Reproduce the closing part of the entries exactly: the line with "What does this" and all lines after it, ending with the last line, and nothing else.

** BEGIN Dataset extract **

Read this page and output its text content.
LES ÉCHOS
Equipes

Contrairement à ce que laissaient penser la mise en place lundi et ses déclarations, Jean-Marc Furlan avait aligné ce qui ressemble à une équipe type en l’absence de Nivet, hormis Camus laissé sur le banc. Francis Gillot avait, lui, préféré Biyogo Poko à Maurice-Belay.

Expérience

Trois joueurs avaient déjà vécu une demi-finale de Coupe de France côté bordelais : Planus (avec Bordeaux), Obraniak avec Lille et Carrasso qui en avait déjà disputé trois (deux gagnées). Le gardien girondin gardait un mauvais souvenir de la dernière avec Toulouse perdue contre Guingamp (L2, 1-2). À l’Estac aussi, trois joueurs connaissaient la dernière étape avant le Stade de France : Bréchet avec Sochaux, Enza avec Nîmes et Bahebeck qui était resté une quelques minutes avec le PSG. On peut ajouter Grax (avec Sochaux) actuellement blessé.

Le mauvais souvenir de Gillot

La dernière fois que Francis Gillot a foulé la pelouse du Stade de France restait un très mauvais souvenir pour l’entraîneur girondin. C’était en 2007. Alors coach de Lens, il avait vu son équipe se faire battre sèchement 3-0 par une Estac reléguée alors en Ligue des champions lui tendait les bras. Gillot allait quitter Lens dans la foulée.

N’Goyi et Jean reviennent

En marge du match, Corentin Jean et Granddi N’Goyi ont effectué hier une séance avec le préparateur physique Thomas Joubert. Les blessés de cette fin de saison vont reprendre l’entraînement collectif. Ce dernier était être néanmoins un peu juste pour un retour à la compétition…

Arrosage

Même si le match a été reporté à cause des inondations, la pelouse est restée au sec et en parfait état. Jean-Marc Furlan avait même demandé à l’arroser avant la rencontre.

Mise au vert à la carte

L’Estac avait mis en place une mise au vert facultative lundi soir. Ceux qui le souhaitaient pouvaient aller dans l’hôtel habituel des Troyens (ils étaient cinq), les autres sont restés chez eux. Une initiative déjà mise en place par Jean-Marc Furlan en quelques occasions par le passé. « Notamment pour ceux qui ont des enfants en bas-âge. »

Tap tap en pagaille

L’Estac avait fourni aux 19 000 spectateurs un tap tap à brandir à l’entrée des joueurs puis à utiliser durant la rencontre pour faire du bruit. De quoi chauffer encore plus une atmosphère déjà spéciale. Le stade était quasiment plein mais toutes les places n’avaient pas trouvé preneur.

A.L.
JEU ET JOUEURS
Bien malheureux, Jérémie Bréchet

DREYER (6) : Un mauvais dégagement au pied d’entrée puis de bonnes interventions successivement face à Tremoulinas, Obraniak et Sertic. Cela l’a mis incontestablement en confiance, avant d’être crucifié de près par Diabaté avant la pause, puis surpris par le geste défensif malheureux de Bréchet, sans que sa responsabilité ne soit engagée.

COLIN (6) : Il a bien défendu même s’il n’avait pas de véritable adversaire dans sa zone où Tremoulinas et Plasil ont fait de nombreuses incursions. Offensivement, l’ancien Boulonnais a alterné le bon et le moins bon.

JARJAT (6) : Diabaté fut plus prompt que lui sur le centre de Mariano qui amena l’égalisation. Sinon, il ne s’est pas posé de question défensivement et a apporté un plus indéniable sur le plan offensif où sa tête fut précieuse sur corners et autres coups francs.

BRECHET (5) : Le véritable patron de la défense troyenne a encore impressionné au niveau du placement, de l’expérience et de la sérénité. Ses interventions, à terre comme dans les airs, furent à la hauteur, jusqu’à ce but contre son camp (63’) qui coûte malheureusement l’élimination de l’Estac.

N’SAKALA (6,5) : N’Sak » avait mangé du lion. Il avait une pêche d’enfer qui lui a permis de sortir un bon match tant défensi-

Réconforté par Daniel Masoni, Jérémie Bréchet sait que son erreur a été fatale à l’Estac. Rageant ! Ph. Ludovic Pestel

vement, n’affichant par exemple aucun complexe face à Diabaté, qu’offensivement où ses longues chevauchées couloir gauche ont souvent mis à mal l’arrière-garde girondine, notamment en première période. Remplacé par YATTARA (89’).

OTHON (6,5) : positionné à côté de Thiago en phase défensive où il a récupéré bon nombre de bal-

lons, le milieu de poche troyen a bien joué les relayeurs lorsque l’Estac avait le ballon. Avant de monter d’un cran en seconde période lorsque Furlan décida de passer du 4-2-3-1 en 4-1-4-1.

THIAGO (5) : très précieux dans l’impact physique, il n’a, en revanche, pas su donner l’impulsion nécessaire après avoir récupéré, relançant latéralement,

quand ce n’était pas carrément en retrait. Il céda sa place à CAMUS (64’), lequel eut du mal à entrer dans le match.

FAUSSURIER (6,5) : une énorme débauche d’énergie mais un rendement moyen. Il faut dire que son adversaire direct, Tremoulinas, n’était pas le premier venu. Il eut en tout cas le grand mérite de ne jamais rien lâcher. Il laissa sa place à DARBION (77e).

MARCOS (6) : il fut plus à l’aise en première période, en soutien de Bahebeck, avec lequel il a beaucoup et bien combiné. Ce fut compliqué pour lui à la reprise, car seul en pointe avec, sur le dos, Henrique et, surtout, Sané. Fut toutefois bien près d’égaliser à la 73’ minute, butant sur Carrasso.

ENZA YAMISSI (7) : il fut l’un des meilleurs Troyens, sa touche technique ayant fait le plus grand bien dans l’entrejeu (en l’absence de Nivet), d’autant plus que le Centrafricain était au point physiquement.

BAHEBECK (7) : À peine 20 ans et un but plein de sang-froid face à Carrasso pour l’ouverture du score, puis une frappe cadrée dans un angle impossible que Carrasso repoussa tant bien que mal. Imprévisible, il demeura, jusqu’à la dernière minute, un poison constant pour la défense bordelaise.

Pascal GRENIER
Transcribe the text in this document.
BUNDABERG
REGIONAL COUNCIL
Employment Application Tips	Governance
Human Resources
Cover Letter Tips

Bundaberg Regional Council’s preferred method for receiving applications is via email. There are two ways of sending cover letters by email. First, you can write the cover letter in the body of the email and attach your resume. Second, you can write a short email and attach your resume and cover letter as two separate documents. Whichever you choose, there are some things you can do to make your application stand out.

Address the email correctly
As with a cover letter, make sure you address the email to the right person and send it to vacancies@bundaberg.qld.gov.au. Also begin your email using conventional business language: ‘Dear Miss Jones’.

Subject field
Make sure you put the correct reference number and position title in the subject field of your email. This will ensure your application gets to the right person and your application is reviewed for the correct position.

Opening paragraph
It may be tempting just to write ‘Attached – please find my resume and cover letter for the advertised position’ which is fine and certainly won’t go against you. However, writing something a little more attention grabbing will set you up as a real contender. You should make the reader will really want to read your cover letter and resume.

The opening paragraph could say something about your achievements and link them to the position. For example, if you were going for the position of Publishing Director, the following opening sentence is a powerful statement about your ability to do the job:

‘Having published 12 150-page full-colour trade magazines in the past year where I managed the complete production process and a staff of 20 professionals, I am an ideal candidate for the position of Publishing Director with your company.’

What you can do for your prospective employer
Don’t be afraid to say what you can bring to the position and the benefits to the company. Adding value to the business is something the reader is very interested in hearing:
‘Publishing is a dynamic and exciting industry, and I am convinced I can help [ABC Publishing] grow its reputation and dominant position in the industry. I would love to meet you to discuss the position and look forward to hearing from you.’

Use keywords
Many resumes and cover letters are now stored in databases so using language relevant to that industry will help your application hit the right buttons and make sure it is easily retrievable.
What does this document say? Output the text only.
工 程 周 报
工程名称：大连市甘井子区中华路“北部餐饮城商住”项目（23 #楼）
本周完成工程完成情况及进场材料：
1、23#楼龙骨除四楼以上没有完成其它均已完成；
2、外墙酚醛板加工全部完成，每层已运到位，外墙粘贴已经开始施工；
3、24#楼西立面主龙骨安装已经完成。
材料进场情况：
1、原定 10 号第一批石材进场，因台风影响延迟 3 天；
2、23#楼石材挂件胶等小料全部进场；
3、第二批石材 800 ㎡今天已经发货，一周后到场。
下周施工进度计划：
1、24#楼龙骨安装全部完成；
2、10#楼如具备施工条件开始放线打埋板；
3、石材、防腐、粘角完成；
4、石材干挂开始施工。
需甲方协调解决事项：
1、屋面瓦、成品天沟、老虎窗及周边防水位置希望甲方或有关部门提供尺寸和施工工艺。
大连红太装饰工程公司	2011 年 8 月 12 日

** END Dataset extract **

# Exercise response
What does this document say? Output the text only.
工 程 周 报
工程名称：大连市甘井子区中华路“北部餐饮城商住”项目（23 #楼）
本周完成工程完成情况及进场材料：
1、23#楼龙骨除四楼以上没有完成其它均已完成；
2、外墙酚醛板加工全部完成，每层已运到位，外墙粘贴已经开始施工；
3、24#楼西立面主龙骨安装已经完成。
材料进场情况：
1、原定 10 号第一批石材进场，因台风影响延迟 3 天；
2、23#楼石材挂件胶等小料全部进场；
3、第二批石材 800 ㎡今天已经发货，一周后到场。
下周施工进度计划：
1、24#楼龙骨安装全部完成；
2、10#楼如具备施工条件开始放线打埋板；
3、石材、防腐、粘角完成；
4、石材干挂开始施工。
需甲方协调解决事项：
1、屋面瓦、成品天沟、老虎窗及周边防水位置希望甲方或有关部门提供尺寸和施工工艺。
大连红太装饰工程公司	2011 年 8 月 12 日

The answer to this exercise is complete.